What is needed –
Reproduce each line of the material exactly, minus any picture.

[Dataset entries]
(begin)
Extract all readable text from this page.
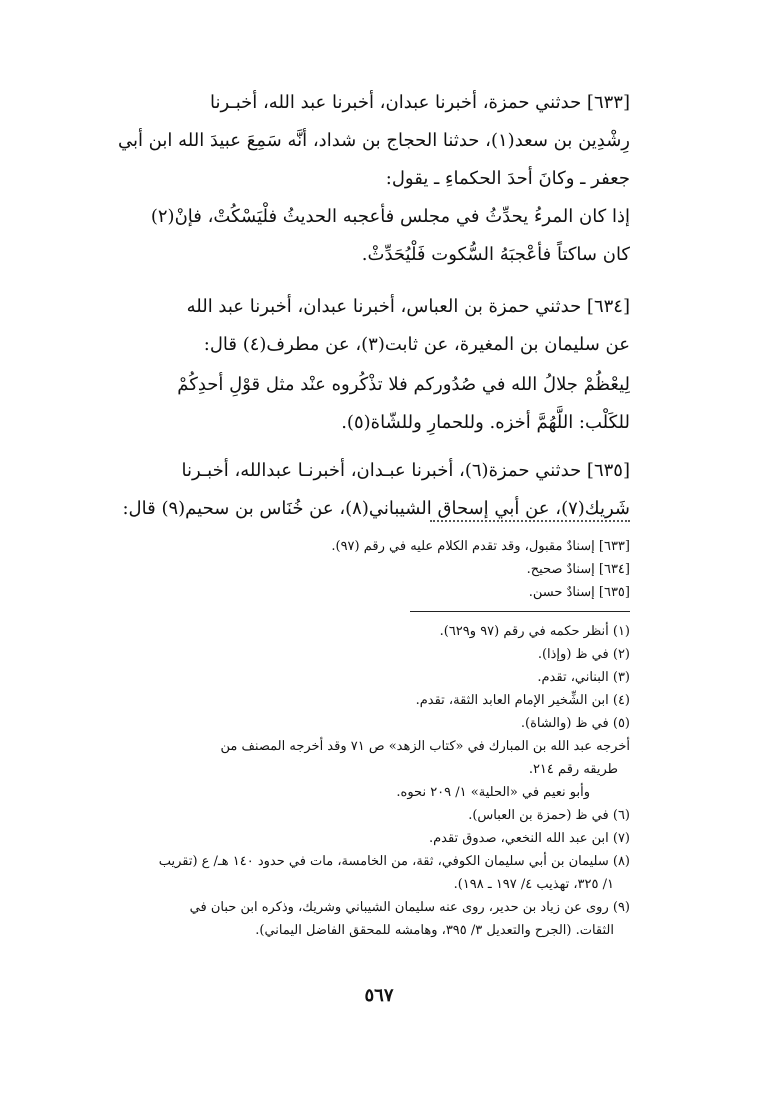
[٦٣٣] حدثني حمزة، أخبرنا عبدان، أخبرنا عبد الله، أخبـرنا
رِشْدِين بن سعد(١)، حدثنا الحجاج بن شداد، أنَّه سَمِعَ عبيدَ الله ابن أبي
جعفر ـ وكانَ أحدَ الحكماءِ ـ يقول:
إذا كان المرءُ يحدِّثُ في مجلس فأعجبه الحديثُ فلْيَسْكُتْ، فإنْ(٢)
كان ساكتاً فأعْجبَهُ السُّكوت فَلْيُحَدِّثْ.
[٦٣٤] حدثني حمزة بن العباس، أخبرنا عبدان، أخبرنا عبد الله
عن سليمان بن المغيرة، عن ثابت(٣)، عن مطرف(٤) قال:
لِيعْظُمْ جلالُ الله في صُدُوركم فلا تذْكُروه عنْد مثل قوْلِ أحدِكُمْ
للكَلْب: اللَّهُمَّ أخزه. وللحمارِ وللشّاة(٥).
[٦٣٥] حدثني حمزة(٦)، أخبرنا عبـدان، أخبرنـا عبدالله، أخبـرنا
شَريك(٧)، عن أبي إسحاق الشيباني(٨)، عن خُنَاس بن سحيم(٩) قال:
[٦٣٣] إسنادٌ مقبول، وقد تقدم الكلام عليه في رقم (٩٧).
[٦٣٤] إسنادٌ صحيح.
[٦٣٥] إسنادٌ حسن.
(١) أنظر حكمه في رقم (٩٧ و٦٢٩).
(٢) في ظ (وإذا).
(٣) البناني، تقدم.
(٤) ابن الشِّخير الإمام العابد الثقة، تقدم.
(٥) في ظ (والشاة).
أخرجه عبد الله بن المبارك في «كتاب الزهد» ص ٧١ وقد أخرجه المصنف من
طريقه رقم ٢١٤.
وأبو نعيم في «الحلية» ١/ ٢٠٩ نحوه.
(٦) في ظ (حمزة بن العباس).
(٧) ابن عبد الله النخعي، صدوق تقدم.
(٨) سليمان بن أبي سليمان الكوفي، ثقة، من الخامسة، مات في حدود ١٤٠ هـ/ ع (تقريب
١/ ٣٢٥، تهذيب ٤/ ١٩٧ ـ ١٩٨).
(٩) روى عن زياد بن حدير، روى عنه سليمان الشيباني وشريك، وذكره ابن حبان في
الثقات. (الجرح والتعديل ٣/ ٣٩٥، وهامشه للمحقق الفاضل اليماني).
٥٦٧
(end)
Exercise solution –
Extract all readable text from this page.
[٦٣٣] حدثني حمزة، أخبرنا عبدان، أخبرنا عبد الله، أخبـرنا
رِشْدِين بن سعد(١)، حدثنا الحجاج بن شداد، أنَّه سَمِعَ عبيدَ الله ابن أبي
جعفر ـ وكانَ أحدَ الحكماءِ ـ يقول:
إذا كان المرءُ يحدِّثُ في مجلس فأعجبه الحديثُ فلْيَسْكُتْ، فإنْ(٢)
كان ساكتاً فأعْجبَهُ السُّكوت فَلْيُحَدِّثْ.
[٦٣٤] حدثني حمزة بن العباس، أخبرنا عبدان، أخبرنا عبد الله
عن سليمان بن المغيرة، عن ثابت(٣)، عن مطرف(٤) قال:
لِيعْظُمْ جلالُ الله في صُدُوركم فلا تذْكُروه عنْد مثل قوْلِ أحدِكُمْ
للكَلْب: اللَّهُمَّ أخزه. وللحمارِ وللشّاة(٥).
[٦٣٥] حدثني حمزة(٦)، أخبرنا عبـدان، أخبرنـا عبدالله، أخبـرنا
شَريك(٧)، عن أبي إسحاق الشيباني(٨)، عن خُنَاس بن سحيم(٩) قال:
[٦٣٣] إسنادٌ مقبول، وقد تقدم الكلام عليه في رقم (٩٧).
[٦٣٤] إسنادٌ صحيح.
[٦٣٥] إسنادٌ حسن.
(١) أنظر حكمه في رقم (٩٧ و٦٢٩).
(٢) في ظ (وإذا).
(٣) البناني، تقدم.
(٤) ابن الشِّخير الإمام العابد الثقة، تقدم.
(٥) في ظ (والشاة).
أخرجه عبد الله بن المبارك في «كتاب الزهد» ص ٧١ وقد أخرجه المصنف من
طريقه رقم ٢١٤.
وأبو نعيم في «الحلية» ١/ ٢٠٩ نحوه.
(٦) في ظ (حمزة بن العباس).
(٧) ابن عبد الله النخعي، صدوق تقدم.
(٨) سليمان بن أبي سليمان الكوفي، ثقة، من الخامسة، مات في حدود ١٤٠ هـ/ ع (تقريب
١/ ٣٢٥، تهذيب ٤/ ١٩٧ ـ ١٩٨).
(٩) روى عن زياد بن حدير، روى عنه سليمان الشيباني وشريك، وذكره ابن حبان في
الثقات. (الجرح والتعديل ٣/ ٣٩٥، وهامشه للمحقق الفاضل اليماني).
٥٦٧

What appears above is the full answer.